### YOUR OBJECTIVE
Copy, from the entries below, each line where the word "quality" can be found.

--- START LISTED ENTRIES ---

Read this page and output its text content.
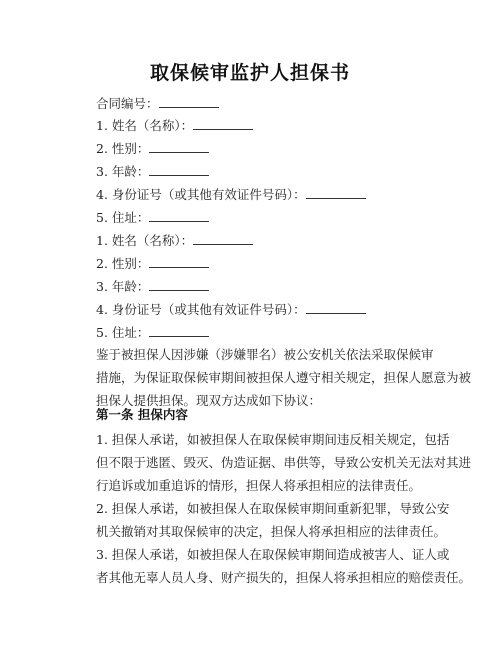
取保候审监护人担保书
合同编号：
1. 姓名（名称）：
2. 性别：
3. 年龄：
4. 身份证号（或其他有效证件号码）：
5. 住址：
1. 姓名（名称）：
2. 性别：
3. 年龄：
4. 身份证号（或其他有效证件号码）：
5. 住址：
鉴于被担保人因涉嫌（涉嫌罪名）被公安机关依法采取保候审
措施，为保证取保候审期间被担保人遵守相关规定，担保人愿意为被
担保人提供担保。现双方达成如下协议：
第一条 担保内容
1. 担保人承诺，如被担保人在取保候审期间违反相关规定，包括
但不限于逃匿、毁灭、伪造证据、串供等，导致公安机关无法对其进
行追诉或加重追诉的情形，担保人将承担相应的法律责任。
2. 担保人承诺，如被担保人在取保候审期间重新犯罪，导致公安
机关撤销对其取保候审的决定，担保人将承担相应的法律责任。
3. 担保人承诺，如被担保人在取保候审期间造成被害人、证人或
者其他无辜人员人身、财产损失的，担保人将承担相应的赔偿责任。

--- END LISTED ENTRIES ---
--- START LISTED ENTRIES ---

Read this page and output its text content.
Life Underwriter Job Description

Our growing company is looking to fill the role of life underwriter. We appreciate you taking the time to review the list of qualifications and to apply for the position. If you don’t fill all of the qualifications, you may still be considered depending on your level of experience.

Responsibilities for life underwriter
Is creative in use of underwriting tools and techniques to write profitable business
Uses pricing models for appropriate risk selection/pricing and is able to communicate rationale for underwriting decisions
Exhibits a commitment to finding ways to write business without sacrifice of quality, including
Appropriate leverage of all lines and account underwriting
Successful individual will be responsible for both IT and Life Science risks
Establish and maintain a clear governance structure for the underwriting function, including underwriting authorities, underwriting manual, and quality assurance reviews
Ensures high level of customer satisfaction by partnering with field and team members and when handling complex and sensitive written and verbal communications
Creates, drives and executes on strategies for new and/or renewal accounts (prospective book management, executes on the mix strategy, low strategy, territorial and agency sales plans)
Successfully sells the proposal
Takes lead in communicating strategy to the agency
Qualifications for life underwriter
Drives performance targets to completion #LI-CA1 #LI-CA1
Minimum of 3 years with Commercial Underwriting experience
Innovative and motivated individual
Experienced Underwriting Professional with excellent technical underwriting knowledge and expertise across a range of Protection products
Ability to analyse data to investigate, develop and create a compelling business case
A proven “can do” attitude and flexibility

--- END LISTED ENTRIES ---

### ANSWER TO THE EXERCISE
Exhibits a commitment to finding ways to write business without sacrifice of quality, including
Establish and maintain a clear governance structure for the underwriting function, including underwriting authorities, underwriting manual, and quality assurance reviews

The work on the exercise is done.